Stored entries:
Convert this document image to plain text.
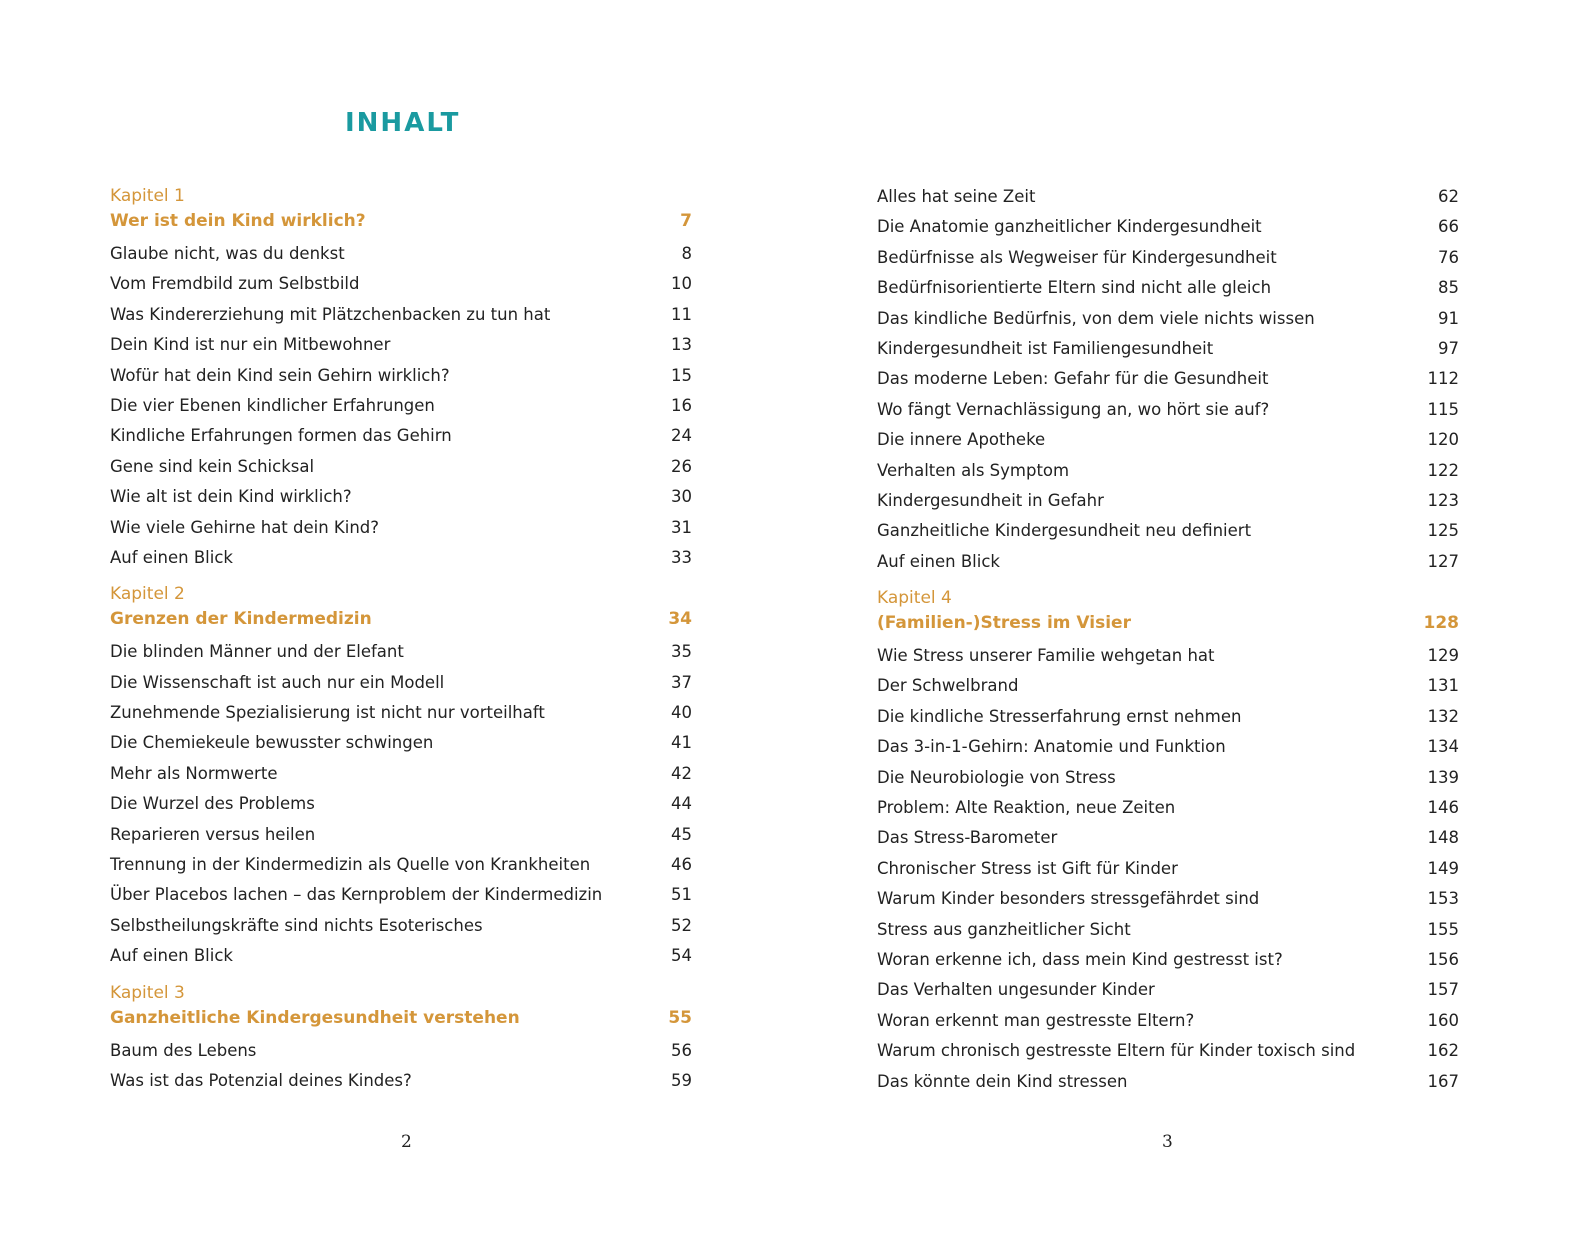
INHALT
Kapitel 1
Wer ist dein Kind wirklich?	7
Glaube nicht, was du denkst	8
Vom Fremdbild zum Selbstbild	10
Was Kindererziehung mit Plätzchenbacken zu tun hat	11
Dein Kind ist nur ein Mitbewohner	13
Wofür hat dein Kind sein Gehirn wirklich?	15
Die vier Ebenen kindlicher Erfahrungen	16
Kindliche Erfahrungen formen das Gehirn	24
Gene sind kein Schicksal	26
Wie alt ist dein Kind wirklich?	30
Wie viele Gehirne hat dein Kind?	31
Auf einen Blick	33
Kapitel 2
Grenzen der Kindermedizin	34
Die blinden Männer und der Elefant	35
Die Wissenschaft ist auch nur ein Modell	37
Zunehmende Spezialisierung ist nicht nur vorteilhaft	40
Die Chemiekeule bewusster schwingen	41
Mehr als Normwerte	42
Die Wurzel des Problems	44
Reparieren versus heilen	45
Trennung in der Kindermedizin als Quelle von Krankheiten	46
Über Placebos lachen – das Kernproblem der Kindermedizin	51
Selbstheilungskräfte sind nichts Esoterisches	52
Auf einen Blick	54
Kapitel 3
Ganzheitliche Kindergesundheit verstehen	55
Baum des Lebens	56
Was ist das Potenzial deines Kindes?	59
Alles hat seine Zeit	62
Die Anatomie ganzheitlicher Kindergesundheit	66
Bedürfnisse als Wegweiser für Kindergesundheit	76
Bedürfnisorientierte Eltern sind nicht alle gleich	85
Das kindliche Bedürfnis, von dem viele nichts wissen	91
Kindergesundheit ist Familiengesundheit	97
Das moderne Leben: Gefahr für die Gesundheit	112
Wo fängt Vernachlässigung an, wo hört sie auf?	115
Die innere Apotheke	120
Verhalten als Symptom	122
Kindergesundheit in Gefahr	123
Ganzheitliche Kindergesundheit neu definiert	125
Auf einen Blick	127
Kapitel 4
(Familien-)Stress im Visier	128
Wie Stress unserer Familie wehgetan hat	129
Der Schwelbrand	131
Die kindliche Stresserfahrung ernst nehmen	132
Das 3-in-1-Gehirn: Anatomie und Funktion	134
Die Neurobiologie von Stress	139
Problem: Alte Reaktion, neue Zeiten	146
Das Stress-Barometer	148
Chronischer Stress ist Gift für Kinder	149
Warum Kinder besonders stressgefährdet sind	153
Stress aus ganzheitlicher Sicht	155
Woran erkenne ich, dass mein Kind gestresst ist?	156
Das Verhalten ungesunder Kinder	157
Woran erkennt man gestresste Eltern?	160
Warum chronisch gestresste Eltern für Kinder toxisch sind	162
Das könnte dein Kind stressen	167
2	3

Problem requirements:
Go through the listing above and write it all out exactly, leaving out any picture.

Exercise output:
Convert this document image to plain text.
INHALT
Kapitel 1
Wer ist dein Kind wirklich?	7
Glaube nicht, was du denkst	8
Vom Fremdbild zum Selbstbild	10
Was Kindererziehung mit Plätzchenbacken zu tun hat	11
Dein Kind ist nur ein Mitbewohner	13
Wofür hat dein Kind sein Gehirn wirklich?	15
Die vier Ebenen kindlicher Erfahrungen	16
Kindliche Erfahrungen formen das Gehirn	24
Gene sind kein Schicksal	26
Wie alt ist dein Kind wirklich?	30
Wie viele Gehirne hat dein Kind?	31
Auf einen Blick	33
Kapitel 2
Grenzen der Kindermedizin	34
Die blinden Männer und der Elefant	35
Die Wissenschaft ist auch nur ein Modell	37
Zunehmende Spezialisierung ist nicht nur vorteilhaft	40
Die Chemiekeule bewusster schwingen	41
Mehr als Normwerte	42
Die Wurzel des Problems	44
Reparieren versus heilen	45
Trennung in der Kindermedizin als Quelle von Krankheiten	46
Über Placebos lachen – das Kernproblem der Kindermedizin	51
Selbstheilungskräfte sind nichts Esoterisches	52
Auf einen Blick	54
Kapitel 3
Ganzheitliche Kindergesundheit verstehen	55
Baum des Lebens	56
Was ist das Potenzial deines Kindes?	59
Alles hat seine Zeit	62
Die Anatomie ganzheitlicher Kindergesundheit	66
Bedürfnisse als Wegweiser für Kindergesundheit	76
Bedürfnisorientierte Eltern sind nicht alle gleich	85
Das kindliche Bedürfnis, von dem viele nichts wissen	91
Kindergesundheit ist Familiengesundheit	97
Das moderne Leben: Gefahr für die Gesundheit	112
Wo fängt Vernachlässigung an, wo hört sie auf?	115
Die innere Apotheke	120
Verhalten als Symptom	122
Kindergesundheit in Gefahr	123
Ganzheitliche Kindergesundheit neu definiert	125
Auf einen Blick	127
Kapitel 4
(Familien-)Stress im Visier	128
Wie Stress unserer Familie wehgetan hat	129
Der Schwelbrand	131
Die kindliche Stresserfahrung ernst nehmen	132
Das 3-in-1-Gehirn: Anatomie und Funktion	134
Die Neurobiologie von Stress	139
Problem: Alte Reaktion, neue Zeiten	146
Das Stress-Barometer	148
Chronischer Stress ist Gift für Kinder	149
Warum Kinder besonders stressgefährdet sind	153
Stress aus ganzheitlicher Sicht	155
Woran erkenne ich, dass mein Kind gestresst ist?	156
Das Verhalten ungesunder Kinder	157
Woran erkennt man gestresste Eltern?	160
Warum chronisch gestresste Eltern für Kinder toxisch sind	162
Das könnte dein Kind stressen	167
2	3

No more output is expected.